**What needs to be done:** Identify every line in the records below that contains the word "RETAINER", and reproduce each one.
══ Exercise data
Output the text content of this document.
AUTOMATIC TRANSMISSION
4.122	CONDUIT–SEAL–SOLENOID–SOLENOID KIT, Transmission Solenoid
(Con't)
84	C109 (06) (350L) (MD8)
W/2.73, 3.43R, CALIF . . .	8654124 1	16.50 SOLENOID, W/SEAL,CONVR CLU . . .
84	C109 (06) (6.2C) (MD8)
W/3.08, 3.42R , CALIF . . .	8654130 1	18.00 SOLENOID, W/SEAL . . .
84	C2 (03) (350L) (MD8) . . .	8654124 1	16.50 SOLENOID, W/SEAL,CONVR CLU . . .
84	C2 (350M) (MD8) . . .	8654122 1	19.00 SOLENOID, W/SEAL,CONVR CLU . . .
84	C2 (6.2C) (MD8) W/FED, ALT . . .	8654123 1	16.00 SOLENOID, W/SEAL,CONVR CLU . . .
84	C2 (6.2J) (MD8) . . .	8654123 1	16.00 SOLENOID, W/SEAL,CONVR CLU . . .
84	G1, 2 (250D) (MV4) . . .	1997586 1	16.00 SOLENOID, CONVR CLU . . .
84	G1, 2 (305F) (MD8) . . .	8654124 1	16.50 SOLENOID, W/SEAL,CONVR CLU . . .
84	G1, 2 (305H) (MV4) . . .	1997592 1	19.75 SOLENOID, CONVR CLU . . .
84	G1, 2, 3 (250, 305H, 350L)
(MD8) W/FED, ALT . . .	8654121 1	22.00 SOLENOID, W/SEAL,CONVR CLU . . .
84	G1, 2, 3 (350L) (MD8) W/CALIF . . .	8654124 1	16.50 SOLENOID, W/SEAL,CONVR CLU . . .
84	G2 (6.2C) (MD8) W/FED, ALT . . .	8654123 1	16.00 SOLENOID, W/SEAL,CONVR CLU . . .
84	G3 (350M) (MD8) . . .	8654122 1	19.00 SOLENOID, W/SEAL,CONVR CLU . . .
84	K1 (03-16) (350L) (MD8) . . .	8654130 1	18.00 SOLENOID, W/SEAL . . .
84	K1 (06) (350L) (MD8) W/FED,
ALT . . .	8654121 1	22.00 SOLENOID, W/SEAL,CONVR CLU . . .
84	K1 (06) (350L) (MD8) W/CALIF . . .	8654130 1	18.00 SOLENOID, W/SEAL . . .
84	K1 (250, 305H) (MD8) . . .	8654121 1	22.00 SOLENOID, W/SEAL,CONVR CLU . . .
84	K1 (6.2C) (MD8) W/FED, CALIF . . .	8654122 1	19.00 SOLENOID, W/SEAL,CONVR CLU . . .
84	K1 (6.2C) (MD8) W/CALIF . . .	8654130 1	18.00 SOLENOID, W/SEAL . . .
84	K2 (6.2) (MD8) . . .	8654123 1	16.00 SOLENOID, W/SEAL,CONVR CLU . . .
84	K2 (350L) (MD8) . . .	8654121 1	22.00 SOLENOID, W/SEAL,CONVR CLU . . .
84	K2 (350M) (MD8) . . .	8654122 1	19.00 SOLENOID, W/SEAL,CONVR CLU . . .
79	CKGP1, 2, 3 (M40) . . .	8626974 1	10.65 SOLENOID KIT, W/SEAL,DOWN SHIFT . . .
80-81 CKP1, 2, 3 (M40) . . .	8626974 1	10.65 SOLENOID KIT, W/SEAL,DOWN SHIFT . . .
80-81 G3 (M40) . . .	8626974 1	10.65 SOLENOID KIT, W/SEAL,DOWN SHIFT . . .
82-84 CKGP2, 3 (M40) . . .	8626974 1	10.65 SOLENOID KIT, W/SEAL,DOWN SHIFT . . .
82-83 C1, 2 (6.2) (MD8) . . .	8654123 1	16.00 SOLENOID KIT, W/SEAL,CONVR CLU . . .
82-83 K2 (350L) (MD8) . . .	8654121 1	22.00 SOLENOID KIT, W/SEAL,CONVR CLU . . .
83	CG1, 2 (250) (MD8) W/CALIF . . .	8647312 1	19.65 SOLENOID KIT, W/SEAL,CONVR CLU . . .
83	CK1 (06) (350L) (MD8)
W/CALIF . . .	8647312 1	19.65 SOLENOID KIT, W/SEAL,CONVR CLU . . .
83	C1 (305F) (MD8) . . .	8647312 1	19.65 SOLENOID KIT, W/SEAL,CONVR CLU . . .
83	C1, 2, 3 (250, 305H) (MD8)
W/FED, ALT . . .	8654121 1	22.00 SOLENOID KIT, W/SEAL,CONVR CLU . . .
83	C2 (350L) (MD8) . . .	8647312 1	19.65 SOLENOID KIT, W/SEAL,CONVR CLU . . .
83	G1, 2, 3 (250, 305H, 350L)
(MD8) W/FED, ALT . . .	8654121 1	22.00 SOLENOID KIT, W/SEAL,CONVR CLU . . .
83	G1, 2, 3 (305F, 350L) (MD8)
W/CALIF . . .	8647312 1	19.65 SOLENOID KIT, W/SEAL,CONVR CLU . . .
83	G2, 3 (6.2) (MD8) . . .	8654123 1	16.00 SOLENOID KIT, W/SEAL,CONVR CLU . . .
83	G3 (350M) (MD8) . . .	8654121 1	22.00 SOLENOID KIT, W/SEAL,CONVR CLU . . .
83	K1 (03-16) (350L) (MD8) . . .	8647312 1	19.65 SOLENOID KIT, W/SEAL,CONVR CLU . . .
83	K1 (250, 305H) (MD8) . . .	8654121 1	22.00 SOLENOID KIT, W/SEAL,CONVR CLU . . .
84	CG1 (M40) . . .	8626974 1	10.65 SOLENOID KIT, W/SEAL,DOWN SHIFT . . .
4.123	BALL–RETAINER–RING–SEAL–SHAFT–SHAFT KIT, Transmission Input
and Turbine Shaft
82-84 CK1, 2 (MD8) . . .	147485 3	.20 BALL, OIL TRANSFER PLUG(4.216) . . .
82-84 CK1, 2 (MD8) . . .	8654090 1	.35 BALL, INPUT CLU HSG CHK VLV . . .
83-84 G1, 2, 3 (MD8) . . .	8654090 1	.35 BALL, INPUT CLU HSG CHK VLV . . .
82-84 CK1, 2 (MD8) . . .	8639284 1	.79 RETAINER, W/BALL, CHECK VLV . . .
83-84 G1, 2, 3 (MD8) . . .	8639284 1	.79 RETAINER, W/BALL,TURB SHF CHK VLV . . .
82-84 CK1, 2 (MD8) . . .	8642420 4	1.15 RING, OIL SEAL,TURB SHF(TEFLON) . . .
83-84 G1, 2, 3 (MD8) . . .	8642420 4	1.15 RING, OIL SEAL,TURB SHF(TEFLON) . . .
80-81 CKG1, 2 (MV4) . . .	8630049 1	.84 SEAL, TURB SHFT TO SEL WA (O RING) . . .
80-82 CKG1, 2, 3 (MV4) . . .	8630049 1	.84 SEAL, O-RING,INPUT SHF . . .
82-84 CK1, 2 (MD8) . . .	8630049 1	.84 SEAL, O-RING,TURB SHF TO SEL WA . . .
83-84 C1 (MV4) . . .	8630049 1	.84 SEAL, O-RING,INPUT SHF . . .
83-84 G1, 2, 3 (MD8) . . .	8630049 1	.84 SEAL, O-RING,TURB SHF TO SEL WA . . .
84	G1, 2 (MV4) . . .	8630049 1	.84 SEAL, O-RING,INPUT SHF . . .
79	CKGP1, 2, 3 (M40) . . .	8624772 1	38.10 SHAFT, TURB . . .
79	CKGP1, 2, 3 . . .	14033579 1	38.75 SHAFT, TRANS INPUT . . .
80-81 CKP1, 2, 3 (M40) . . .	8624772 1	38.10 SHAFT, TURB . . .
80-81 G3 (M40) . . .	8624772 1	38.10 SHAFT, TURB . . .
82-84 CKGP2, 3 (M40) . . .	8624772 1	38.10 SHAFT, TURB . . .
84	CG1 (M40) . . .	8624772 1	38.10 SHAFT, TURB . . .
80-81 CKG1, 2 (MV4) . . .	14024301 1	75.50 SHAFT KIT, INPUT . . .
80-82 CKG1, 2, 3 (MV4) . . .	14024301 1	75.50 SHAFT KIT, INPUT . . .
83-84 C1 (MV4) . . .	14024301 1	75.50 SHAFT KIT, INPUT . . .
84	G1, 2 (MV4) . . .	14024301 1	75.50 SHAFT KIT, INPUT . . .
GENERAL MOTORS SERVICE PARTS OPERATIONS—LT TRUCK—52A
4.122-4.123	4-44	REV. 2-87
════
**Exercise output:**
4.123	BALL–RETAINER–RING–SEAL–SHAFT–SHAFT KIT, Transmission Input
82-84 CK1, 2 (MD8) . . .	8639284 1	.79 RETAINER, W/BALL, CHECK VLV . . .
83-84 G1, 2, 3 (MD8) . . .	8639284 1	.79 RETAINER, W/BALL,TURB SHF CHK VLV . . .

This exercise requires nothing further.